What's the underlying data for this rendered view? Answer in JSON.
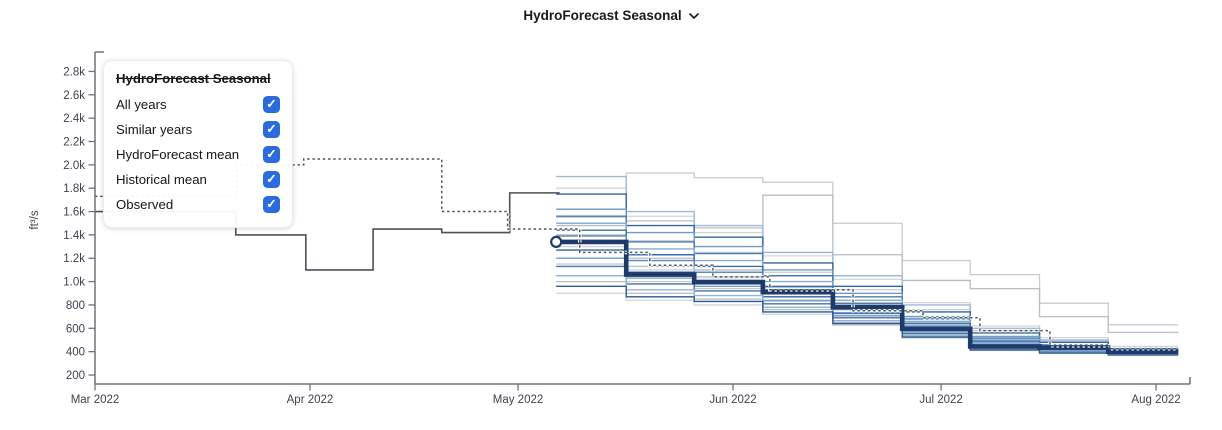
{
  "header": {
    "title": "HydroForecast Seasonal"
  },
  "legend": {
    "title": "HydroForecast Seasonal",
    "checkbox_color": "#2a6ce0",
    "checkmark": "✓",
    "items": [
      {
        "label": "All years",
        "checked": true
      },
      {
        "label": "Similar years",
        "checked": true
      },
      {
        "label": "HydroForecast mean",
        "checked": true
      },
      {
        "label": "Historical mean",
        "checked": true
      },
      {
        "label": "Observed",
        "checked": true
      }
    ]
  },
  "chart_data": {
    "type": "line",
    "title": "HydroForecast Seasonal",
    "ylabel": "ft³/s",
    "x_axis_note": "days since Mar 1 2022",
    "x_domain_days": [
      0,
      158
    ],
    "y_domain": [
      120,
      2970
    ],
    "grid": false,
    "x_ticks": [
      {
        "day": 0,
        "label": "Mar 2022"
      },
      {
        "day": 31,
        "label": "Apr 2022"
      },
      {
        "day": 61,
        "label": "May 2022"
      },
      {
        "day": 92,
        "label": "Jun 2022"
      },
      {
        "day": 122,
        "label": "Jul 2022"
      },
      {
        "day": 153,
        "label": "Aug 2022"
      }
    ],
    "y_ticks": [
      {
        "value": 200,
        "label": "200"
      },
      {
        "value": 400,
        "label": "400"
      },
      {
        "value": 600,
        "label": "600"
      },
      {
        "value": 800,
        "label": "800"
      },
      {
        "value": 1000,
        "label": "1.0k"
      },
      {
        "value": 1200,
        "label": "1.2k"
      },
      {
        "value": 1400,
        "label": "1.4k"
      },
      {
        "value": 1600,
        "label": "1.6k"
      },
      {
        "value": 1800,
        "label": "1.8k"
      },
      {
        "value": 2000,
        "label": "2.0k"
      },
      {
        "value": 2200,
        "label": "2.2k"
      },
      {
        "value": 2400,
        "label": "2.4k"
      },
      {
        "value": 2600,
        "label": "2.6k"
      },
      {
        "value": 2800,
        "label": "2.8k"
      }
    ],
    "forecast_boundaries_days": [
      66.5,
      76.6,
      86.4,
      96.3,
      106.4,
      116.4,
      126.2,
      136.2,
      146.1,
      156.2
    ],
    "series": {
      "observed": {
        "label": "Observed",
        "color": "#4d5158",
        "style": "solid-step",
        "points": [
          [
            0,
            1600
          ],
          [
            20.3,
            1600
          ],
          [
            20.3,
            1400
          ],
          [
            30.4,
            1400
          ],
          [
            30.4,
            1100
          ],
          [
            40.1,
            1100
          ],
          [
            40.1,
            1450
          ],
          [
            50,
            1450
          ],
          [
            50,
            1420
          ],
          [
            59.8,
            1420
          ],
          [
            59.8,
            1760
          ],
          [
            67,
            1760
          ]
        ]
      },
      "historical_mean": {
        "label": "Historical mean",
        "color": "#4d5158",
        "style": "dashed-step",
        "points": [
          [
            0,
            1730
          ],
          [
            20.5,
            1730
          ],
          [
            20.5,
            2000
          ],
          [
            30.1,
            2000
          ],
          [
            30.1,
            2050
          ],
          [
            50,
            2050
          ],
          [
            50,
            1600
          ],
          [
            59.5,
            1600
          ],
          [
            59.5,
            1450
          ],
          [
            69.9,
            1450
          ],
          [
            69.9,
            1250
          ],
          [
            80,
            1250
          ],
          [
            80,
            1140
          ],
          [
            89.1,
            1140
          ],
          [
            89.1,
            1040
          ],
          [
            97.3,
            1040
          ],
          [
            97.3,
            930
          ],
          [
            109.3,
            930
          ],
          [
            109.3,
            750
          ],
          [
            119.4,
            750
          ],
          [
            119.4,
            690
          ],
          [
            127.6,
            690
          ],
          [
            127.6,
            580
          ],
          [
            137.7,
            580
          ],
          [
            137.7,
            450
          ],
          [
            146.3,
            450
          ],
          [
            146.3,
            425
          ],
          [
            156,
            425
          ]
        ]
      },
      "forecast_mean": {
        "label": "HydroForecast mean",
        "color": "#1e3a6b",
        "style": "thick-step",
        "start_marker": {
          "day": 66.5,
          "value": 1340
        },
        "values": [
          1340,
          1060,
          995,
          910,
          780,
          595,
          445,
          435,
          400
        ]
      },
      "similar_years": {
        "label": "Similar years",
        "palette": [
          "#9cb9d8",
          "#2f64a0",
          "#6f9ac6",
          "#4a7cb2",
          "#86add1",
          "#3a6ea7",
          "#5c8bbd",
          "#a9c3dc",
          "#325f97",
          "#7aa2ca",
          "#4674ab",
          "#94b4d5",
          "#27598f"
        ],
        "members": [
          [
            1900,
            1600,
            1480,
            1250,
            1050,
            800,
            600,
            500,
            430
          ],
          [
            1750,
            1480,
            1380,
            1160,
            960,
            740,
            560,
            480,
            420
          ],
          [
            1620,
            1420,
            1300,
            1100,
            900,
            700,
            530,
            460,
            415
          ],
          [
            1560,
            1340,
            1240,
            1050,
            870,
            680,
            515,
            450,
            410
          ],
          [
            1500,
            1280,
            1180,
            1000,
            840,
            660,
            500,
            445,
            405
          ],
          [
            1440,
            1230,
            1130,
            960,
            810,
            640,
            490,
            435,
            400
          ],
          [
            1390,
            1180,
            1080,
            930,
            780,
            620,
            475,
            430,
            395
          ],
          [
            1330,
            1130,
            1040,
            900,
            760,
            600,
            465,
            420,
            392
          ],
          [
            1270,
            1080,
            1000,
            870,
            730,
            585,
            455,
            415,
            388
          ],
          [
            1200,
            1030,
            960,
            840,
            710,
            570,
            445,
            408,
            384
          ],
          [
            1130,
            980,
            920,
            810,
            690,
            555,
            435,
            400,
            380
          ],
          [
            1050,
            930,
            880,
            780,
            665,
            540,
            425,
            395,
            376
          ],
          [
            960,
            870,
            830,
            740,
            640,
            525,
            415,
            388,
            372
          ]
        ]
      },
      "all_years": {
        "label": "All years",
        "palette": [
          "#c7cbd2",
          "#b8bdc5",
          "#d2d5da"
        ],
        "members": [
          [
            1500,
            1930,
            1890,
            1850,
            1500,
            1180,
            1060,
            815,
            630
          ],
          [
            1480,
            1520,
            1460,
            1740,
            1230,
            1010,
            940,
            700,
            565
          ],
          [
            1800,
            1560,
            1420,
            1220,
            1020,
            820,
            620,
            520,
            445
          ],
          [
            1550,
            1350,
            1250,
            1080,
            930,
            760,
            580,
            490,
            430
          ],
          [
            1400,
            1200,
            1100,
            950,
            820,
            650,
            500,
            450,
            420
          ],
          [
            1300,
            1100,
            1020,
            890,
            770,
            610,
            470,
            430,
            400
          ],
          [
            1150,
            1000,
            940,
            830,
            700,
            560,
            440,
            405,
            385
          ],
          [
            1000,
            900,
            850,
            760,
            650,
            530,
            420,
            392,
            375
          ],
          [
            900,
            840,
            800,
            720,
            625,
            515,
            410,
            385,
            370
          ]
        ]
      }
    }
  }
}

****************

**Work instructions**. Leave out all images, then reproduce the entries above exactly.

**Solution below**.
What's the underlying data for this rendered view? Answer in JSON.
{
  "header": {
    "title": "HydroForecast Seasonal"
  },
  "legend": {
    "title": "HydroForecast Seasonal",
    "checkbox_color": "#2a6ce0",
    "checkmark": "✓",
    "items": [
      {
        "label": "All years",
        "checked": true
      },
      {
        "label": "Similar years",
        "checked": true
      },
      {
        "label": "HydroForecast mean",
        "checked": true
      },
      {
        "label": "Historical mean",
        "checked": true
      },
      {
        "label": "Observed",
        "checked": true
      }
    ]
  },
  "chart_data": {
    "type": "line",
    "title": "HydroForecast Seasonal",
    "ylabel": "ft³/s",
    "x_axis_note": "days since Mar 1 2022",
    "x_domain_days": [
      0,
      158
    ],
    "y_domain": [
      120,
      2970
    ],
    "grid": false,
    "x_ticks": [
      {
        "day": 0,
        "label": "Mar 2022"
      },
      {
        "day": 31,
        "label": "Apr 2022"
      },
      {
        "day": 61,
        "label": "May 2022"
      },
      {
        "day": 92,
        "label": "Jun 2022"
      },
      {
        "day": 122,
        "label": "Jul 2022"
      },
      {
        "day": 153,
        "label": "Aug 2022"
      }
    ],
    "y_ticks": [
      {
        "value": 200,
        "label": "200"
      },
      {
        "value": 400,
        "label": "400"
      },
      {
        "value": 600,
        "label": "600"
      },
      {
        "value": 800,
        "label": "800"
      },
      {
        "value": 1000,
        "label": "1.0k"
      },
      {
        "value": 1200,
        "label": "1.2k"
      },
      {
        "value": 1400,
        "label": "1.4k"
      },
      {
        "value": 1600,
        "label": "1.6k"
      },
      {
        "value": 1800,
        "label": "1.8k"
      },
      {
        "value": 2000,
        "label": "2.0k"
      },
      {
        "value": 2200,
        "label": "2.2k"
      },
      {
        "value": 2400,
        "label": "2.4k"
      },
      {
        "value": 2600,
        "label": "2.6k"
      },
      {
        "value": 2800,
        "label": "2.8k"
      }
    ],
    "forecast_boundaries_days": [
      66.5,
      76.6,
      86.4,
      96.3,
      106.4,
      116.4,
      126.2,
      136.2,
      146.1,
      156.2
    ],
    "series": {
      "observed": {
        "label": "Observed",
        "color": "#4d5158",
        "style": "solid-step",
        "points": [
          [
            0,
            1600
          ],
          [
            20.3,
            1600
          ],
          [
            20.3,
            1400
          ],
          [
            30.4,
            1400
          ],
          [
            30.4,
            1100
          ],
          [
            40.1,
            1100
          ],
          [
            40.1,
            1450
          ],
          [
            50,
            1450
          ],
          [
            50,
            1420
          ],
          [
            59.8,
            1420
          ],
          [
            59.8,
            1760
          ],
          [
            67,
            1760
          ]
        ]
      },
      "historical_mean": {
        "label": "Historical mean",
        "color": "#4d5158",
        "style": "dashed-step",
        "points": [
          [
            0,
            1730
          ],
          [
            20.5,
            1730
          ],
          [
            20.5,
            2000
          ],
          [
            30.1,
            2000
          ],
          [
            30.1,
            2050
          ],
          [
            50,
            2050
          ],
          [
            50,
            1600
          ],
          [
            59.5,
            1600
          ],
          [
            59.5,
            1450
          ],
          [
            69.9,
            1450
          ],
          [
            69.9,
            1250
          ],
          [
            80,
            1250
          ],
          [
            80,
            1140
          ],
          [
            89.1,
            1140
          ],
          [
            89.1,
            1040
          ],
          [
            97.3,
            1040
          ],
          [
            97.3,
            930
          ],
          [
            109.3,
            930
          ],
          [
            109.3,
            750
          ],
          [
            119.4,
            750
          ],
          [
            119.4,
            690
          ],
          [
            127.6,
            690
          ],
          [
            127.6,
            580
          ],
          [
            137.7,
            580
          ],
          [
            137.7,
            450
          ],
          [
            146.3,
            450
          ],
          [
            146.3,
            425
          ],
          [
            156,
            425
          ]
        ]
      },
      "forecast_mean": {
        "label": "HydroForecast mean",
        "color": "#1e3a6b",
        "style": "thick-step",
        "start_marker": {
          "day": 66.5,
          "value": 1340
        },
        "values": [
          1340,
          1060,
          995,
          910,
          780,
          595,
          445,
          435,
          400
        ]
      },
      "similar_years": {
        "label": "Similar years",
        "palette": [
          "#9cb9d8",
          "#2f64a0",
          "#6f9ac6",
          "#4a7cb2",
          "#86add1",
          "#3a6ea7",
          "#5c8bbd",
          "#a9c3dc",
          "#325f97",
          "#7aa2ca",
          "#4674ab",
          "#94b4d5",
          "#27598f"
        ],
        "members": [
          [
            1900,
            1600,
            1480,
            1250,
            1050,
            800,
            600,
            500,
            430
          ],
          [
            1750,
            1480,
            1380,
            1160,
            960,
            740,
            560,
            480,
            420
          ],
          [
            1620,
            1420,
            1300,
            1100,
            900,
            700,
            530,
            460,
            415
          ],
          [
            1560,
            1340,
            1240,
            1050,
            870,
            680,
            515,
            450,
            410
          ],
          [
            1500,
            1280,
            1180,
            1000,
            840,
            660,
            500,
            445,
            405
          ],
          [
            1440,
            1230,
            1130,
            960,
            810,
            640,
            490,
            435,
            400
          ],
          [
            1390,
            1180,
            1080,
            930,
            780,
            620,
            475,
            430,
            395
          ],
          [
            1330,
            1130,
            1040,
            900,
            760,
            600,
            465,
            420,
            392
          ],
          [
            1270,
            1080,
            1000,
            870,
            730,
            585,
            455,
            415,
            388
          ],
          [
            1200,
            1030,
            960,
            840,
            710,
            570,
            445,
            408,
            384
          ],
          [
            1130,
            980,
            920,
            810,
            690,
            555,
            435,
            400,
            380
          ],
          [
            1050,
            930,
            880,
            780,
            665,
            540,
            425,
            395,
            376
          ],
          [
            960,
            870,
            830,
            740,
            640,
            525,
            415,
            388,
            372
          ]
        ]
      },
      "all_years": {
        "label": "All years",
        "palette": [
          "#c7cbd2",
          "#b8bdc5",
          "#d2d5da"
        ],
        "members": [
          [
            1500,
            1930,
            1890,
            1850,
            1500,
            1180,
            1060,
            815,
            630
          ],
          [
            1480,
            1520,
            1460,
            1740,
            1230,
            1010,
            940,
            700,
            565
          ],
          [
            1800,
            1560,
            1420,
            1220,
            1020,
            820,
            620,
            520,
            445
          ],
          [
            1550,
            1350,
            1250,
            1080,
            930,
            760,
            580,
            490,
            430
          ],
          [
            1400,
            1200,
            1100,
            950,
            820,
            650,
            500,
            450,
            420
          ],
          [
            1300,
            1100,
            1020,
            890,
            770,
            610,
            470,
            430,
            400
          ],
          [
            1150,
            1000,
            940,
            830,
            700,
            560,
            440,
            405,
            385
          ],
          [
            1000,
            900,
            850,
            760,
            650,
            530,
            420,
            392,
            375
          ],
          [
            900,
            840,
            800,
            720,
            625,
            515,
            410,
            385,
            370
          ]
        ]
      }
    }
  }
}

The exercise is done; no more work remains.